» **PROBLEM TO SOLVE**: Locate each line containing the string "Birnbaum" and copy it out.

----- DATA PROVIDED -----

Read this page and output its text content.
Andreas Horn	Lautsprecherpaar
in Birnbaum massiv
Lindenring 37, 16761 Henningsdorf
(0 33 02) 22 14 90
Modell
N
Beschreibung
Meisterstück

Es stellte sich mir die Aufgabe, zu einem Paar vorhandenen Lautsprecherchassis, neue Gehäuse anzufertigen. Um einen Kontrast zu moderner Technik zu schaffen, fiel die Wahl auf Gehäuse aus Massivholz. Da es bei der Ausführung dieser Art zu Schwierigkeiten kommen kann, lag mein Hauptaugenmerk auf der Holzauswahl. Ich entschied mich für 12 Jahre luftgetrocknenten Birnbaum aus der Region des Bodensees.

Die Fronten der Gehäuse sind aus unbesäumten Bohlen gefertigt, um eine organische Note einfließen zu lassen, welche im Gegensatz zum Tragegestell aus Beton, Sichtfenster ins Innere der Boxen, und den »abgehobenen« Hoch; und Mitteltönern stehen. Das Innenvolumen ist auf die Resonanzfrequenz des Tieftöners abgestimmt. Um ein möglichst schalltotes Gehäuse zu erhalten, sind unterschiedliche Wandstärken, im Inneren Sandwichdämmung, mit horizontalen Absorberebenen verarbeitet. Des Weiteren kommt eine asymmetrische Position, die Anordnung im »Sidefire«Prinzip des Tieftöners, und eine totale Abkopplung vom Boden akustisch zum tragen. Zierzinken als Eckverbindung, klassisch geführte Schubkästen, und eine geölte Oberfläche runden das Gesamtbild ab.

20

-----

» **SOLUTION FOR THIS EXERCISE**:
in Birnbaum massiv
Es stellte sich mir die Aufgabe, zu einem Paar vorhandenen Lautsprecherchassis, neue Gehäuse anzufertigen. Um einen Kontrast zu moderner Technik zu schaffen, fiel die Wahl auf Gehäuse aus Massivholz. Da es bei der Ausführung dieser Art zu Schwierigkeiten kommen kann, lag mein Hauptaugenmerk auf der Holzauswahl. Ich entschied mich für 12 Jahre luftgetrocknenten Birnbaum aus der Region des Bodensees.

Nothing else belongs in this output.